— WHAT YOU ARE ASKED TO DO —
Print out each record below, unaltered and complete, without its images.

-- start GIVEN RECORDS --

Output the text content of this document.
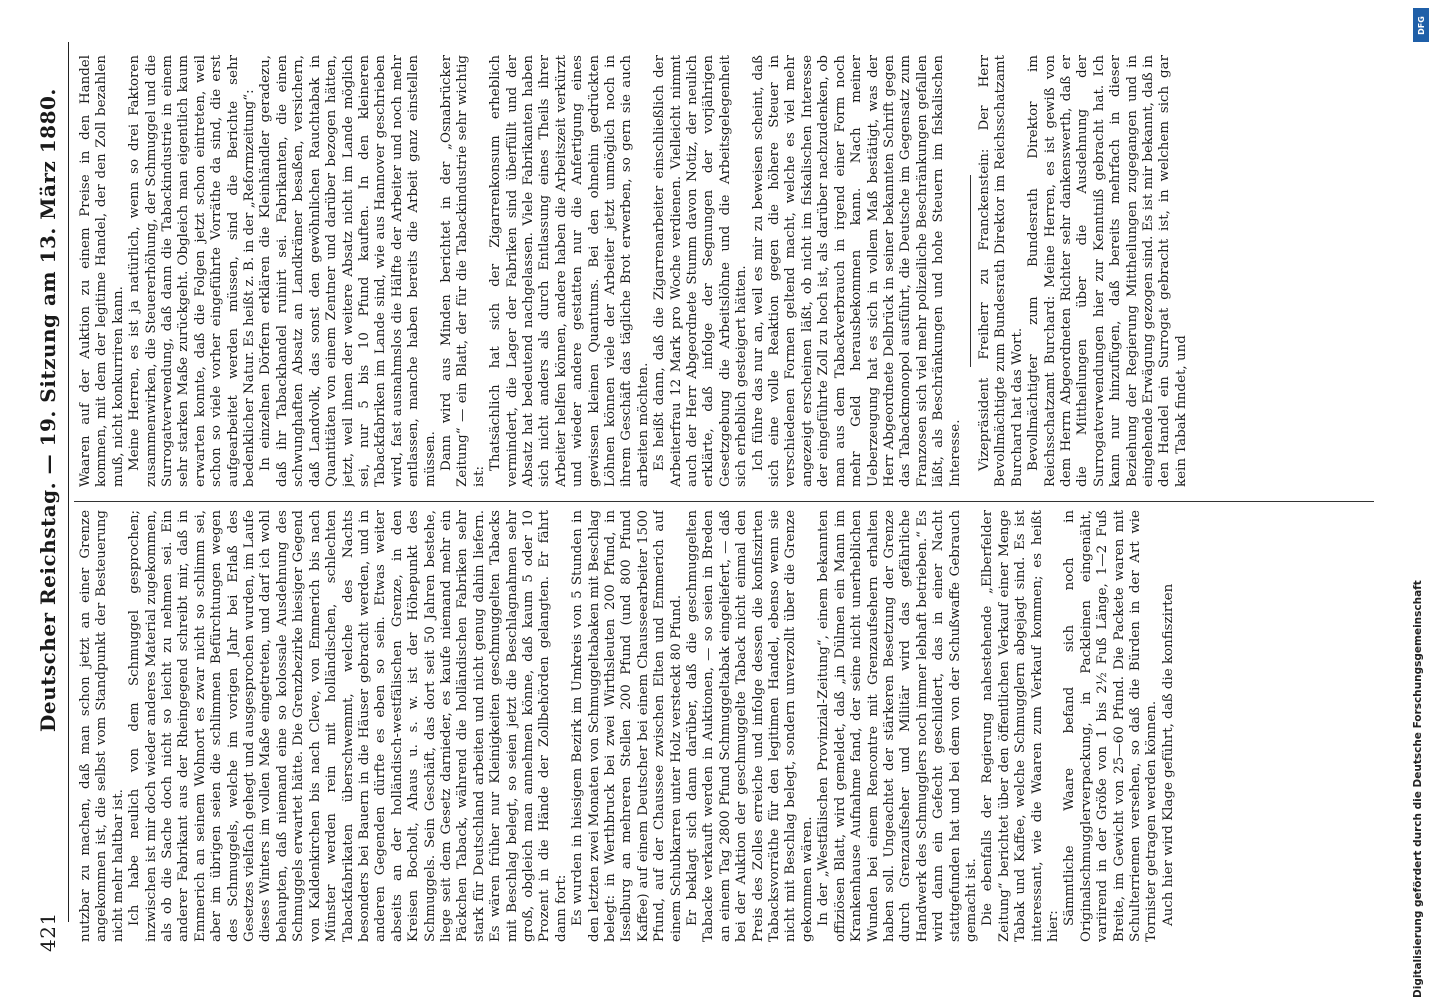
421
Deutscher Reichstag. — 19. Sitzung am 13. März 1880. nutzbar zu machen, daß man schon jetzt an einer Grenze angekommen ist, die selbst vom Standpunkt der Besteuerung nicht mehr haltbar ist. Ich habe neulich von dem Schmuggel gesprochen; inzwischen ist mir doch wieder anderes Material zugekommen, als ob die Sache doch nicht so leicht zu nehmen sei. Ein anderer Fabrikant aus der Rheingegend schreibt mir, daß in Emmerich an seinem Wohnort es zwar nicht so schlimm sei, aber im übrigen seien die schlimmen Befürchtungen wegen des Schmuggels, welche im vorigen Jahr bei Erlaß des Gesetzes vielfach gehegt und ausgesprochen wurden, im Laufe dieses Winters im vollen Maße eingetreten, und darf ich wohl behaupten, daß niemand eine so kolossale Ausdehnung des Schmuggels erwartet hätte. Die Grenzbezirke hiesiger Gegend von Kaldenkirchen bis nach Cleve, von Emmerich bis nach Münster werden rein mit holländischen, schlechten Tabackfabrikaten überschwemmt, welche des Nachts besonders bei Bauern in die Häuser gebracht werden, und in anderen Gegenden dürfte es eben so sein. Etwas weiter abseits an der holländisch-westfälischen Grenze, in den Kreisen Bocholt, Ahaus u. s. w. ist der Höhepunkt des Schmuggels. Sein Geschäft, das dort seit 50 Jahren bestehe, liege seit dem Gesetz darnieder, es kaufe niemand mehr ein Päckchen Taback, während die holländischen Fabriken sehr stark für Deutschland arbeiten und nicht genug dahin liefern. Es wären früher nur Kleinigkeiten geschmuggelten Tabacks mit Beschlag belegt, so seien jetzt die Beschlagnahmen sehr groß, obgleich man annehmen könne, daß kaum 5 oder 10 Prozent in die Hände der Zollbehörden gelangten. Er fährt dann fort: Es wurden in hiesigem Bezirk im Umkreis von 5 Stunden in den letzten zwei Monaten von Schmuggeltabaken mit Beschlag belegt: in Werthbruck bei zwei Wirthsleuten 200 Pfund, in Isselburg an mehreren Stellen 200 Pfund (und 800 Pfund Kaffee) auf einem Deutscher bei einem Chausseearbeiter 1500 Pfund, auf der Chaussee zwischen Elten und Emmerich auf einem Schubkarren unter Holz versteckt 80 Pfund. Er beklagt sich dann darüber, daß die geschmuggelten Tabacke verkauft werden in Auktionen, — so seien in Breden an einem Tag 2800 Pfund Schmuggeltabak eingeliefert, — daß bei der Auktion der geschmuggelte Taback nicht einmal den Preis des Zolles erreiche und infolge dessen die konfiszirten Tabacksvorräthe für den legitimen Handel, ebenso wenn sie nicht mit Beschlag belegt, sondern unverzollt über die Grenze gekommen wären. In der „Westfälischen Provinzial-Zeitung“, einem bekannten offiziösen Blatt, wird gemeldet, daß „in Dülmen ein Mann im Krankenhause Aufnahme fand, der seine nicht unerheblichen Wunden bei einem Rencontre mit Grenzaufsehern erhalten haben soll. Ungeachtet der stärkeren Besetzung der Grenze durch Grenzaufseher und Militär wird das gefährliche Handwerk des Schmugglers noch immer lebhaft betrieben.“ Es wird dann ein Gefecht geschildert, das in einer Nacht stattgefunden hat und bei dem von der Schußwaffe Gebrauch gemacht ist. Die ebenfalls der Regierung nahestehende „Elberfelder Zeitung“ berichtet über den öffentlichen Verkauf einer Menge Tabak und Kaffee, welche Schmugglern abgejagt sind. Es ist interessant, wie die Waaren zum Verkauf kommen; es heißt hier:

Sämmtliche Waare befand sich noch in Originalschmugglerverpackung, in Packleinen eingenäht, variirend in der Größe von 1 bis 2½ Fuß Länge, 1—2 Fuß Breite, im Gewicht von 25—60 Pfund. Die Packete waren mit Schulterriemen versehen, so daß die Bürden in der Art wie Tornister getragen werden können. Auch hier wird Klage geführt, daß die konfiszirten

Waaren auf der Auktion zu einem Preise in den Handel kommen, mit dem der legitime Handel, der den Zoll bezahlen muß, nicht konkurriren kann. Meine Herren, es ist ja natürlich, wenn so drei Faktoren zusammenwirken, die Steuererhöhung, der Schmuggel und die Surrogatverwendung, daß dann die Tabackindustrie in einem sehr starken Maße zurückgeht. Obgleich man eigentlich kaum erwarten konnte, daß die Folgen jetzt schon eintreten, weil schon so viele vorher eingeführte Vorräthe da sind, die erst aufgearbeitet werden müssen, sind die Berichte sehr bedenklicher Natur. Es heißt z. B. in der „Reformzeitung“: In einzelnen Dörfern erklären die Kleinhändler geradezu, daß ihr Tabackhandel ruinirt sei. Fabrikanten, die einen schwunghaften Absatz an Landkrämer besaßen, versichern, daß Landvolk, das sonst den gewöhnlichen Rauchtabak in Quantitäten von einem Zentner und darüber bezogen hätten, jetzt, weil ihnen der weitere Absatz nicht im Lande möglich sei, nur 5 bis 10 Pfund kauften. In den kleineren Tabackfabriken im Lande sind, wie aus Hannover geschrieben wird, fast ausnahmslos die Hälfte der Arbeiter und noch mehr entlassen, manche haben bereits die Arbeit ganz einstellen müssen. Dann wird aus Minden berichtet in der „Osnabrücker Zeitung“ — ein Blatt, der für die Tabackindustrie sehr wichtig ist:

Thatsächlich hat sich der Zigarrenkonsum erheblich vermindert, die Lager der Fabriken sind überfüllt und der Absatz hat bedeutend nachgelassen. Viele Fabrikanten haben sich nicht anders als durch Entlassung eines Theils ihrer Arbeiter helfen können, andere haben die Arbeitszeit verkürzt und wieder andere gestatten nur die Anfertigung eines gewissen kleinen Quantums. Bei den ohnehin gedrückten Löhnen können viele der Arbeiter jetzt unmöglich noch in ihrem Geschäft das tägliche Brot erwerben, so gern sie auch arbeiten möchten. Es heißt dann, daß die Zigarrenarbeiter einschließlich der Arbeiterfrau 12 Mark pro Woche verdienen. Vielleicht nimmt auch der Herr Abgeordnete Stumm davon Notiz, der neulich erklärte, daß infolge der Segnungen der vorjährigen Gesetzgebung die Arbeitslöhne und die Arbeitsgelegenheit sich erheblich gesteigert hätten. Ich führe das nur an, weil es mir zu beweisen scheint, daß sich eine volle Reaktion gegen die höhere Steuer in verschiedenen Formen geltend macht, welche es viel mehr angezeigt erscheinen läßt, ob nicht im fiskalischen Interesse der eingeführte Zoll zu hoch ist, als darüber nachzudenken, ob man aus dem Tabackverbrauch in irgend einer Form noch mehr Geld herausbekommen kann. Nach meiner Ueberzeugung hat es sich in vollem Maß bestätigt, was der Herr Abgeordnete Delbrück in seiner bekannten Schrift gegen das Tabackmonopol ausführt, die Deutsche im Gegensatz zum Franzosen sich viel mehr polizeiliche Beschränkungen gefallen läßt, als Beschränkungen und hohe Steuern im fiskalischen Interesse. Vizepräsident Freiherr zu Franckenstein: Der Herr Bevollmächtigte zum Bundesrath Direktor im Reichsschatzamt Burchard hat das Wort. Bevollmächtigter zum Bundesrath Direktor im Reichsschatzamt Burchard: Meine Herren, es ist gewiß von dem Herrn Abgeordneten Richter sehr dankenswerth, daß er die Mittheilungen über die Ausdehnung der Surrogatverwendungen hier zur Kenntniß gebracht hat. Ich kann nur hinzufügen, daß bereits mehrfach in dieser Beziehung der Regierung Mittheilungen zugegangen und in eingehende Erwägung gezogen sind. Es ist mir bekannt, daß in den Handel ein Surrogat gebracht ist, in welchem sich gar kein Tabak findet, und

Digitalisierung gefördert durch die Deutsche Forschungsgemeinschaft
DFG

-- end GIVEN RECORDS --

— REPLY —
Output the text content of this document.
421
Deutscher Reichstag. — 19. Sitzung am 13. März 1880. nutzbar zu machen, daß man schon jetzt an einer Grenze angekommen ist, die selbst vom Standpunkt der Besteuerung nicht mehr haltbar ist. Ich habe neulich von dem Schmuggel gesprochen; inzwischen ist mir doch wieder anderes Material zugekommen, als ob die Sache doch nicht so leicht zu nehmen sei. Ein anderer Fabrikant aus der Rheingegend schreibt mir, daß in Emmerich an seinem Wohnort es zwar nicht so schlimm sei, aber im übrigen seien die schlimmen Befürchtungen wegen des Schmuggels, welche im vorigen Jahr bei Erlaß des Gesetzes vielfach gehegt und ausgesprochen wurden, im Laufe dieses Winters im vollen Maße eingetreten, und darf ich wohl behaupten, daß niemand eine so kolossale Ausdehnung des Schmuggels erwartet hätte. Die Grenzbezirke hiesiger Gegend von Kaldenkirchen bis nach Cleve, von Emmerich bis nach Münster werden rein mit holländischen, schlechten Tabackfabrikaten überschwemmt, welche des Nachts besonders bei Bauern in die Häuser gebracht werden, und in anderen Gegenden dürfte es eben so sein. Etwas weiter abseits an der holländisch-westfälischen Grenze, in den Kreisen Bocholt, Ahaus u. s. w. ist der Höhepunkt des Schmuggels. Sein Geschäft, das dort seit 50 Jahren bestehe, liege seit dem Gesetz darnieder, es kaufe niemand mehr ein Päckchen Taback, während die holländischen Fabriken sehr stark für Deutschland arbeiten und nicht genug dahin liefern. Es wären früher nur Kleinigkeiten geschmuggelten Tabacks mit Beschlag belegt, so seien jetzt die Beschlagnahmen sehr groß, obgleich man annehmen könne, daß kaum 5 oder 10 Prozent in die Hände der Zollbehörden gelangten. Er fährt dann fort: Es wurden in hiesigem Bezirk im Umkreis von 5 Stunden in den letzten zwei Monaten von Schmuggeltabaken mit Beschlag belegt: in Werthbruck bei zwei Wirthsleuten 200 Pfund, in Isselburg an mehreren Stellen 200 Pfund (und 800 Pfund Kaffee) auf einem Deutscher bei einem Chausseearbeiter 1500 Pfund, auf der Chaussee zwischen Elten und Emmerich auf einem Schubkarren unter Holz versteckt 80 Pfund. Er beklagt sich dann darüber, daß die geschmuggelten Tabacke verkauft werden in Auktionen, — so seien in Breden an einem Tag 2800 Pfund Schmuggeltabak eingeliefert, — daß bei der Auktion der geschmuggelte Taback nicht einmal den Preis des Zolles erreiche und infolge dessen die konfiszirten Tabacksvorräthe für den legitimen Handel, ebenso wenn sie nicht mit Beschlag belegt, sondern unverzollt über die Grenze gekommen wären. In der „Westfälischen Provinzial-Zeitung“, einem bekannten offiziösen Blatt, wird gemeldet, daß „in Dülmen ein Mann im Krankenhause Aufnahme fand, der seine nicht unerheblichen Wunden bei einem Rencontre mit Grenzaufsehern erhalten haben soll. Ungeachtet der stärkeren Besetzung der Grenze durch Grenzaufseher und Militär wird das gefährliche Handwerk des Schmugglers noch immer lebhaft betrieben.“ Es wird dann ein Gefecht geschildert, das in einer Nacht stattgefunden hat und bei dem von der Schußwaffe Gebrauch gemacht ist. Die ebenfalls der Regierung nahestehende „Elberfelder Zeitung“ berichtet über den öffentlichen Verkauf einer Menge Tabak und Kaffee, welche Schmugglern abgejagt sind. Es ist interessant, wie die Waaren zum Verkauf kommen; es heißt hier:

Sämmtliche Waare befand sich noch in Originalschmugglerverpackung, in Packleinen eingenäht, variirend in der Größe von 1 bis 2½ Fuß Länge, 1—2 Fuß Breite, im Gewicht von 25—60 Pfund. Die Packete waren mit Schulterriemen versehen, so daß die Bürden in der Art wie Tornister getragen werden können. Auch hier wird Klage geführt, daß die konfiszirten

Waaren auf der Auktion zu einem Preise in den Handel kommen, mit dem der legitime Handel, der den Zoll bezahlen muß, nicht konkurriren kann. Meine Herren, es ist ja natürlich, wenn so drei Faktoren zusammenwirken, die Steuererhöhung, der Schmuggel und die Surrogatverwendung, daß dann die Tabackindustrie in einem sehr starken Maße zurückgeht. Obgleich man eigentlich kaum erwarten konnte, daß die Folgen jetzt schon eintreten, weil schon so viele vorher eingeführte Vorräthe da sind, die erst aufgearbeitet werden müssen, sind die Berichte sehr bedenklicher Natur. Es heißt z. B. in der „Reformzeitung“: In einzelnen Dörfern erklären die Kleinhändler geradezu, daß ihr Tabackhandel ruinirt sei. Fabrikanten, die einen schwunghaften Absatz an Landkrämer besaßen, versichern, daß Landvolk, das sonst den gewöhnlichen Rauchtabak in Quantitäten von einem Zentner und darüber bezogen hätten, jetzt, weil ihnen der weitere Absatz nicht im Lande möglich sei, nur 5 bis 10 Pfund kauften. In den kleineren Tabackfabriken im Lande sind, wie aus Hannover geschrieben wird, fast ausnahmslos die Hälfte der Arbeiter und noch mehr entlassen, manche haben bereits die Arbeit ganz einstellen müssen. Dann wird aus Minden berichtet in der „Osnabrücker Zeitung“ — ein Blatt, der für die Tabackindustrie sehr wichtig ist:

Thatsächlich hat sich der Zigarrenkonsum erheblich vermindert, die Lager der Fabriken sind überfüllt und der Absatz hat bedeutend nachgelassen. Viele Fabrikanten haben sich nicht anders als durch Entlassung eines Theils ihrer Arbeiter helfen können, andere haben die Arbeitszeit verkürzt und wieder andere gestatten nur die Anfertigung eines gewissen kleinen Quantums. Bei den ohnehin gedrückten Löhnen können viele der Arbeiter jetzt unmöglich noch in ihrem Geschäft das tägliche Brot erwerben, so gern sie auch arbeiten möchten. Es heißt dann, daß die Zigarrenarbeiter einschließlich der Arbeiterfrau 12 Mark pro Woche verdienen. Vielleicht nimmt auch der Herr Abgeordnete Stumm davon Notiz, der neulich erklärte, daß infolge der Segnungen der vorjährigen Gesetzgebung die Arbeitslöhne und die Arbeitsgelegenheit sich erheblich gesteigert hätten. Ich führe das nur an, weil es mir zu beweisen scheint, daß sich eine volle Reaktion gegen die höhere Steuer in verschiedenen Formen geltend macht, welche es viel mehr angezeigt erscheinen läßt, ob nicht im fiskalischen Interesse der eingeführte Zoll zu hoch ist, als darüber nachzudenken, ob man aus dem Tabackverbrauch in irgend einer Form noch mehr Geld herausbekommen kann. Nach meiner Ueberzeugung hat es sich in vollem Maß bestätigt, was der Herr Abgeordnete Delbrück in seiner bekannten Schrift gegen das Tabackmonopol ausführt, die Deutsche im Gegensatz zum Franzosen sich viel mehr polizeiliche Beschränkungen gefallen läßt, als Beschränkungen und hohe Steuern im fiskalischen Interesse. Vizepräsident Freiherr zu Franckenstein: Der Herr Bevollmächtigte zum Bundesrath Direktor im Reichsschatzamt Burchard hat das Wort. Bevollmächtigter zum Bundesrath Direktor im Reichsschatzamt Burchard: Meine Herren, es ist gewiß von dem Herrn Abgeordneten Richter sehr dankenswerth, daß er die Mittheilungen über die Ausdehnung der Surrogatverwendungen hier zur Kenntniß gebracht hat. Ich kann nur hinzufügen, daß bereits mehrfach in dieser Beziehung der Regierung Mittheilungen zugegangen und in eingehende Erwägung gezogen sind. Es ist mir bekannt, daß in den Handel ein Surrogat gebracht ist, in welchem sich gar kein Tabak findet, und

Digitalisierung gefördert durch die Deutsche Forschungsgemeinschaft
DFG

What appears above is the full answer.